**Records shown**
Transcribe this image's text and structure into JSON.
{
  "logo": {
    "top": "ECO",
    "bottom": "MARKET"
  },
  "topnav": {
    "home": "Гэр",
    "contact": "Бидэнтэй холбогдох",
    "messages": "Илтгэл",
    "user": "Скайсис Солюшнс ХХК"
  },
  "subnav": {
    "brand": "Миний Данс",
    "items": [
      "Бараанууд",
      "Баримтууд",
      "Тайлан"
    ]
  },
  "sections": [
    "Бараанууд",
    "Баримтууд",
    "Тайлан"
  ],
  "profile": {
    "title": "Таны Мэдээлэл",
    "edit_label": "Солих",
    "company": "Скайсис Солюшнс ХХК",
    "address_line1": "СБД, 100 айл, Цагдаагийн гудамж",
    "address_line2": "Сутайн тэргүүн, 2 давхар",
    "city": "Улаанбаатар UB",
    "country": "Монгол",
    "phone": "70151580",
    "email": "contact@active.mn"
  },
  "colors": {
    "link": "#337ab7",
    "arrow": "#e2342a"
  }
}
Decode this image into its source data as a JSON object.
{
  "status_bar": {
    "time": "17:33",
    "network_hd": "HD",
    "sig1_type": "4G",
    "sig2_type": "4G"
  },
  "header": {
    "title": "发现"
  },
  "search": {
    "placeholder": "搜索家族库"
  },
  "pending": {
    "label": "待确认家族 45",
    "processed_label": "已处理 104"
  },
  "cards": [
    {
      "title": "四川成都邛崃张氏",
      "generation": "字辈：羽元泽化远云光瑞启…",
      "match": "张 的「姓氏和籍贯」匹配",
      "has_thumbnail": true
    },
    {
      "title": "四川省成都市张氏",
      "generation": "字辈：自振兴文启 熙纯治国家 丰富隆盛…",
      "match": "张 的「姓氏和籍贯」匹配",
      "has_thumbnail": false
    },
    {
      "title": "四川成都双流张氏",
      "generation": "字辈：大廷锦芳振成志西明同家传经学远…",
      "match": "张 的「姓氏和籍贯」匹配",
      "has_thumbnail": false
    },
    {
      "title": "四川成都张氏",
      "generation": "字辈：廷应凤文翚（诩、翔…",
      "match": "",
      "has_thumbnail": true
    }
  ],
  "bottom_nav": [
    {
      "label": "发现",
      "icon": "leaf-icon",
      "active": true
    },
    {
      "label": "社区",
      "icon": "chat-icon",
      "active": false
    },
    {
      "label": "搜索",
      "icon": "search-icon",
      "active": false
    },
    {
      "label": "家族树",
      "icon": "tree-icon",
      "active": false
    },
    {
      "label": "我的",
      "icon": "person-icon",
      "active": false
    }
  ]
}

**Task**
The entries above must be returned in full, exactly as shown.

**Written answer**
Transcribe this image's text and structure into JSON.
{
  "logo": {
    "top": "ECO",
    "bottom": "MARKET"
  },
  "topnav": {
    "home": "Гэр",
    "contact": "Бидэнтэй холбогдох",
    "messages": "Илтгэл",
    "user": "Скайсис Солюшнс ХХК"
  },
  "subnav": {
    "brand": "Миний Данс",
    "items": [
      "Бараанууд",
      "Баримтууд",
      "Тайлан"
    ]
  },
  "sections": [
    "Бараанууд",
    "Баримтууд",
    "Тайлан"
  ],
  "profile": {
    "title": "Таны Мэдээлэл",
    "edit_label": "Солих",
    "company": "Скайсис Солюшнс ХХК",
    "address_line1": "СБД, 100 айл, Цагдаагийн гудамж",
    "address_line2": "Сутайн тэргүүн, 2 давхар",
    "city": "Улаанбаатар UB",
    "country": "Монгол",
    "phone": "70151580",
    "email": "contact@active.mn"
  },
  "colors": {
    "link": "#337ab7",
    "arrow": "#e2342a"
  }
}
Decode this image into its source data as a JSON object.
{
  "status_bar": {
    "time": "17:33",
    "network_hd": "HD",
    "sig1_type": "4G",
    "sig2_type": "4G"
  },
  "header": {
    "title": "发现"
  },
  "search": {
    "placeholder": "搜索家族库"
  },
  "pending": {
    "label": "待确认家族 45",
    "processed_label": "已处理 104"
  },
  "cards": [
    {
      "title": "四川成都邛崃张氏",
      "generation": "字辈：羽元泽化远云光瑞启…",
      "match": "张 的「姓氏和籍贯」匹配",
      "has_thumbnail": true
    },
    {
      "title": "四川省成都市张氏",
      "generation": "字辈：自振兴文启 熙纯治国家 丰富隆盛…",
      "match": "张 的「姓氏和籍贯」匹配",
      "has_thumbnail": false
    },
    {
      "title": "四川成都双流张氏",
      "generation": "字辈：大廷锦芳振成志西明同家传经学远…",
      "match": "张 的「姓氏和籍贯」匹配",
      "has_thumbnail": false
    },
    {
      "title": "四川成都张氏",
      "generation": "字辈：廷应凤文翚（诩、翔…",
      "match": "",
      "has_thumbnail": true
    }
  ],
  "bottom_nav": [
    {
      "label": "发现",
      "icon": "leaf-icon",
      "active": true
    },
    {
      "label": "社区",
      "icon": "chat-icon",
      "active": false
    },
    {
      "label": "搜索",
      "icon": "search-icon",
      "active": false
    },
    {
      "label": "家族树",
      "icon": "tree-icon",
      "active": false
    },
    {
      "label": "我的",
      "icon": "person-icon",
      "active": false
    }
  ]
}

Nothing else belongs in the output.